Document section:
####
Edited: There were a couple of bugs, now fixed. This yields the same CRCs as jamcrc, and is basically identical to oPossum's LUT version above.
To compute the table at runtime, one can use
for (int i = 0; i < 256; i++) {
uint8_t byte = i;
uint32_t val = 0;
for (uint_fast8_t bit = 0; bit < 8; bit++) {
val = (val >> 1) ^ ((uint32_t)(-((byte ^ val) & 1)) & 0xedb88320);
byte >>= 1;
}
crc32_lookup[i] = val;
}
-
while (ptr < end)
crc ^= crc32_lookup[*(ptr++)];
Does that really work?
I think is has to be...
while (ptr < end)
crc = (crc >> 8) ^ crc32_lookup[(*(ptr++) ^ crc) & 0xFF];
-
I think is has to be...
You're right; I only noticed after doing some basic verification checks. My table was also off; the one in your LUT post above is the correct one. I added the snippet needed to precalculate it. Using GCC-6.3.1 and -O2, it only adds about 62 bytes of ROM/Flash code.
####
Region and label listings:

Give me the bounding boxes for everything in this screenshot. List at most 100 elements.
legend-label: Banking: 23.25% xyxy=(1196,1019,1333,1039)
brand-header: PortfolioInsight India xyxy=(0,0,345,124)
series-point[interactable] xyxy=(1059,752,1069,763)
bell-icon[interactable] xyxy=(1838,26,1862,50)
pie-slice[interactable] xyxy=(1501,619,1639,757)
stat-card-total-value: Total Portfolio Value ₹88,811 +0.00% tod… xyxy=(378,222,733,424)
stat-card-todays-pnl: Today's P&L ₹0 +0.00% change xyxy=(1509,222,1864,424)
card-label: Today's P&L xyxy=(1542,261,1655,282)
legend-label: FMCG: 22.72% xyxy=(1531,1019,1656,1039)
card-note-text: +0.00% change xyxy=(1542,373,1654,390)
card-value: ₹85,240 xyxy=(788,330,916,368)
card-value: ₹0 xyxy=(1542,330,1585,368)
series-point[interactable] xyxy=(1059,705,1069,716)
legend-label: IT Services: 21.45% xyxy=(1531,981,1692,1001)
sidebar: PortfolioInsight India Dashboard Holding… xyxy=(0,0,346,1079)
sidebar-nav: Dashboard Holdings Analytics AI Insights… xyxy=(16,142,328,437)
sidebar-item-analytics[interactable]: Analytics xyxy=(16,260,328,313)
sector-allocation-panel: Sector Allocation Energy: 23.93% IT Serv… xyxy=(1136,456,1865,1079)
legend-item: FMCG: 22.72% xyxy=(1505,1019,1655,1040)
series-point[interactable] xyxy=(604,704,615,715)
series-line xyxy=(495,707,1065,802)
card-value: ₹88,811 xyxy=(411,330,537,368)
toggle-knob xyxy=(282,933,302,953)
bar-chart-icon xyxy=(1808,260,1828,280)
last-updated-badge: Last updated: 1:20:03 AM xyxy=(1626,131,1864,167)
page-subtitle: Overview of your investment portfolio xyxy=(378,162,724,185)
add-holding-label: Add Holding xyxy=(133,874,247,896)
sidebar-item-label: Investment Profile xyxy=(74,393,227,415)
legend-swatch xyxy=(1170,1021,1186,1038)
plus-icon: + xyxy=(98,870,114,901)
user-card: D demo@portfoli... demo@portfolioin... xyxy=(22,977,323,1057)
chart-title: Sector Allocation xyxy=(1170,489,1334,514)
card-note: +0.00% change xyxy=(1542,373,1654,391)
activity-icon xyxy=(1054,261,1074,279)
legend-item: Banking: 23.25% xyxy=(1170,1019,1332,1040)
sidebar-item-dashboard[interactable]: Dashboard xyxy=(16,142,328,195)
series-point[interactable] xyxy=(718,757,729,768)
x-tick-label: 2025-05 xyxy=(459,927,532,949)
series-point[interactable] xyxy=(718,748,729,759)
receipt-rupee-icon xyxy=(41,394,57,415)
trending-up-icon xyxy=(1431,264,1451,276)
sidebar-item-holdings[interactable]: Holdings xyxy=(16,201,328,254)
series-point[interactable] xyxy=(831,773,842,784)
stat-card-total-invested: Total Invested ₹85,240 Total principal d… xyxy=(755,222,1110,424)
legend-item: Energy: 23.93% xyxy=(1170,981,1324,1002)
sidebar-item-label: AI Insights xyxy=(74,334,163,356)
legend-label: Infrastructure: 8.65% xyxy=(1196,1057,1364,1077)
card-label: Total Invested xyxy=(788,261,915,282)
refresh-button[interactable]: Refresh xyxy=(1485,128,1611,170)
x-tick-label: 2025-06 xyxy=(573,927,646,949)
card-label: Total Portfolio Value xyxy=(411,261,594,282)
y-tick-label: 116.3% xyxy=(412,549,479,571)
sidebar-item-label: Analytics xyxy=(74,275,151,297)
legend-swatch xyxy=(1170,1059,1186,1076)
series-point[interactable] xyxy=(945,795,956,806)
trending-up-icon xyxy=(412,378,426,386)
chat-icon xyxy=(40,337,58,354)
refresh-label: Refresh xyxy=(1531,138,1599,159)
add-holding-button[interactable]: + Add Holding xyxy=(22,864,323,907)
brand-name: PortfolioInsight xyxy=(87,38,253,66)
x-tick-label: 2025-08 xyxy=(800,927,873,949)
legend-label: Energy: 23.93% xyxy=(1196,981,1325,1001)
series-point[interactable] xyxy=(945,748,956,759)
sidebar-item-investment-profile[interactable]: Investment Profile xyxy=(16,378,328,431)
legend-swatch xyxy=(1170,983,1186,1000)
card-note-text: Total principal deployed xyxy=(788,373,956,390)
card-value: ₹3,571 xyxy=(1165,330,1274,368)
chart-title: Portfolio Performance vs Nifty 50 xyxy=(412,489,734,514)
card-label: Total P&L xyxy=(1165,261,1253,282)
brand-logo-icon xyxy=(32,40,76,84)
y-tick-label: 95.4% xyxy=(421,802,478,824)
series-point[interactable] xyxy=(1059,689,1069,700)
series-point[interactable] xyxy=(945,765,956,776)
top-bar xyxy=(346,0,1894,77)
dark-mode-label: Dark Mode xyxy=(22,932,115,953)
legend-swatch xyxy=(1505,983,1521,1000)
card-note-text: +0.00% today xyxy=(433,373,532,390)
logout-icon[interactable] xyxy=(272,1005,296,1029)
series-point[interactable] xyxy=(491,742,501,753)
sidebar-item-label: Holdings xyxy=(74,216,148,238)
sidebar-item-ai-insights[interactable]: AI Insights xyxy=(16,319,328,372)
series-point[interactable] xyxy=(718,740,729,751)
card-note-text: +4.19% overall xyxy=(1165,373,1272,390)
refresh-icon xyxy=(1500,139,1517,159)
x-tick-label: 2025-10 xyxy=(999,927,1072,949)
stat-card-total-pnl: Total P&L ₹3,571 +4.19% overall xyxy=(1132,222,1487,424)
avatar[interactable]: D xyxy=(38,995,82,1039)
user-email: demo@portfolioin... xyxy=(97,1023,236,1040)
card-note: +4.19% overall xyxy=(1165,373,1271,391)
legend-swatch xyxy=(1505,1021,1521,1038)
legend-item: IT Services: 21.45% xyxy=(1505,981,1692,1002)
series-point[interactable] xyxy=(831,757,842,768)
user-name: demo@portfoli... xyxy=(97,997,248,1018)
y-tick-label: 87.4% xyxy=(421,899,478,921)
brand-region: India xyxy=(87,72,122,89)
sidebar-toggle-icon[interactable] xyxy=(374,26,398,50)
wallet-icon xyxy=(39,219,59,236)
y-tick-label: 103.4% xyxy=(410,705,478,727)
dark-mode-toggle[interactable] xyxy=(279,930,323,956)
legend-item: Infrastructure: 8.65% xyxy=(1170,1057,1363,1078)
####
What is asked:
• a. Answer these questions about the CRC thread:
(i) What hexadecimal constant does the table computation use?
(ii) Which compiler version and optimization flag are mentioned?
(iii) About how many bytes of ROM/Flash code does precalculating the table add?
• b. Please quote the CRC thread from "To compute the" to "that really work?".

Answers to each task:
• a.
(i) 0xedb88320
(ii) GCC-6.3.1 and -O2
(iii) About 62 bytes

• b.
To compute the table at runtime, one can use
for (int i = 0; i < 256; i++) {
uint8_t byte = i;
uint32_t val = 0;
for (uint_fast8_t bit = 0; bit < 8; bit++) {
val = (val >> 1) ^ ((uint32_t)(-((byte ^ val) & 1)) & 0xedb88320);
byte >>= 1;
}
crc32_lookup[i] = val;
}
-
while (ptr < end)
crc ^= crc32_lookup[*(ptr++)];
Does that really work?